WHAT IS REQUIRED:
Take the material below and retype it in full; pictures are left out.

Data excerpts

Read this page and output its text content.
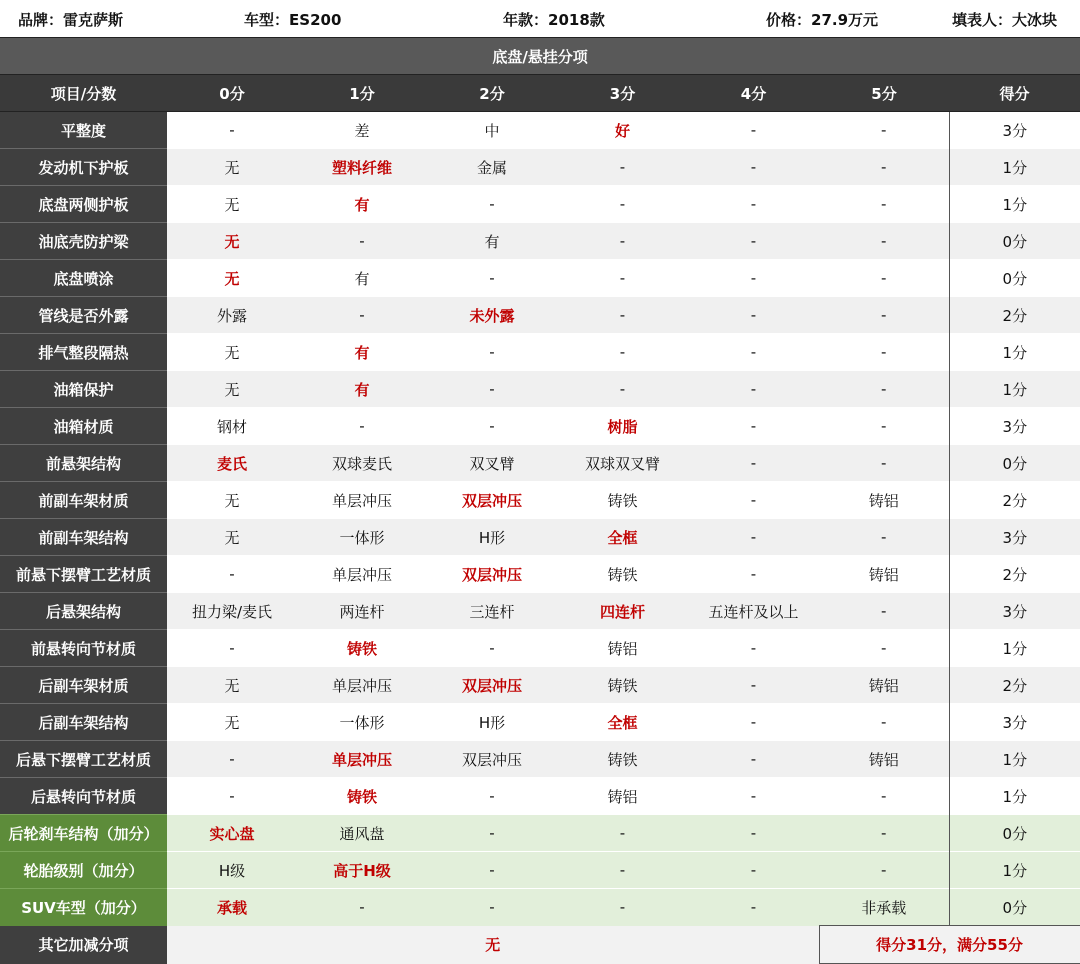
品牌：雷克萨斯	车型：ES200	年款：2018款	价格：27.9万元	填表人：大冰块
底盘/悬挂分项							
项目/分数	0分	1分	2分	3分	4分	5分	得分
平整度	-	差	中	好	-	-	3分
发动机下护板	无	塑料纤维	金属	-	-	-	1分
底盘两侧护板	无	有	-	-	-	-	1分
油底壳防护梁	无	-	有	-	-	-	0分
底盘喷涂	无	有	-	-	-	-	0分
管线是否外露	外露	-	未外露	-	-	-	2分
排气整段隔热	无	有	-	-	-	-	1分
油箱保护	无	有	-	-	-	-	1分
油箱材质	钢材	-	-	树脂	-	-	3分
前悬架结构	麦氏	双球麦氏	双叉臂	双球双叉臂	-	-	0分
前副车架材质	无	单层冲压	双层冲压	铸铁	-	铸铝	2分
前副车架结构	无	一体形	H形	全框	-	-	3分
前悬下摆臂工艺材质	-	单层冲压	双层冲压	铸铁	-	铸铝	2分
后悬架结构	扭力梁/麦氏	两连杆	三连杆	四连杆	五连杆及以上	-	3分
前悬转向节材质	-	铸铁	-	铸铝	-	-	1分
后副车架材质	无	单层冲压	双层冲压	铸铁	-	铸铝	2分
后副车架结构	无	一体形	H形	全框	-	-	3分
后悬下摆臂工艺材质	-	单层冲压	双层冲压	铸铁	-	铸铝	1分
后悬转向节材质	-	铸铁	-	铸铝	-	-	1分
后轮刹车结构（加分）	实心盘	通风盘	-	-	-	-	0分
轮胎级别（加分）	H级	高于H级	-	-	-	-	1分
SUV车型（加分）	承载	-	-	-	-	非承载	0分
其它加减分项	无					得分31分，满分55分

RESPONSE:
Read this page and output its text content.
品牌：雷克萨斯	车型：ES200	年款：2018款	价格：27.9万元	填表人：大冰块
底盘/悬挂分项							
项目/分数	0分	1分	2分	3分	4分	5分	得分
平整度	-	差	中	好	-	-	3分
发动机下护板	无	塑料纤维	金属	-	-	-	1分
底盘两侧护板	无	有	-	-	-	-	1分
油底壳防护梁	无	-	有	-	-	-	0分
底盘喷涂	无	有	-	-	-	-	0分
管线是否外露	外露	-	未外露	-	-	-	2分
排气整段隔热	无	有	-	-	-	-	1分
油箱保护	无	有	-	-	-	-	1分
油箱材质	钢材	-	-	树脂	-	-	3分
前悬架结构	麦氏	双球麦氏	双叉臂	双球双叉臂	-	-	0分
前副车架材质	无	单层冲压	双层冲压	铸铁	-	铸铝	2分
前副车架结构	无	一体形	H形	全框	-	-	3分
前悬下摆臂工艺材质	-	单层冲压	双层冲压	铸铁	-	铸铝	2分
后悬架结构	扭力梁/麦氏	两连杆	三连杆	四连杆	五连杆及以上	-	3分
前悬转向节材质	-	铸铁	-	铸铝	-	-	1分
后副车架材质	无	单层冲压	双层冲压	铸铁	-	铸铝	2分
后副车架结构	无	一体形	H形	全框	-	-	3分
后悬下摆臂工艺材质	-	单层冲压	双层冲压	铸铁	-	铸铝	1分
后悬转向节材质	-	铸铁	-	铸铝	-	-	1分
后轮刹车结构（加分）	实心盘	通风盘	-	-	-	-	0分
轮胎级别（加分）	H级	高于H级	-	-	-	-	1分
SUV车型（加分）	承载	-	-	-	-	非承载	0分
其它加减分项	无					得分31分，满分55分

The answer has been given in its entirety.